## Your objective:
Your answer should be one number: how many lines of the data include the string "icon"?

## Records for this exercise:
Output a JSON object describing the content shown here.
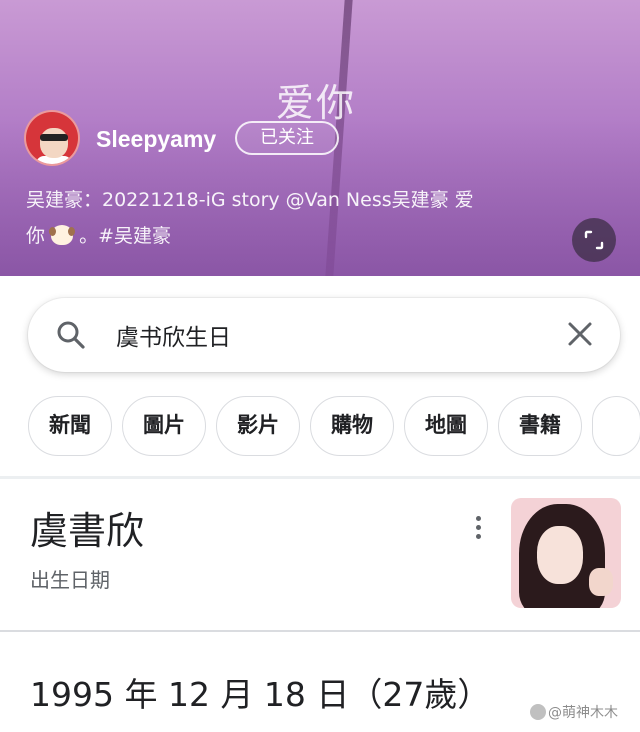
{
  "post": {
    "title": "爱你",
    "username": "Sleepyamy",
    "follow_label": "已关注",
    "caption_line1": "吴建豪：20221218-iG story @Van Ness吴建豪 爱",
    "caption_line2_a": "你",
    "caption_emoji": "dog-face-emoji",
    "caption_line2_b": "。#吴建豪"
  },
  "search": {
    "query": "虞书欣生日",
    "search_icon": "search-icon",
    "clear_icon": "close-icon"
  },
  "chips": [
    "新聞",
    "圖片",
    "影片",
    "購物",
    "地圖",
    "書籍"
  ],
  "result": {
    "name": "虞書欣",
    "subtitle": "出生日期",
    "birth_text": "1995 年 12 月 18 日（27歲）",
    "more_icon": "more-vert-icon"
  },
  "watermark": {
    "text": "@萌神木木"
  },
  "colors": {
    "post_bg": "#b27dc7",
    "text_primary": "#202124",
    "text_secondary": "#5f6368",
    "chip_border": "#dadce0"
  }
}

## Solution:
3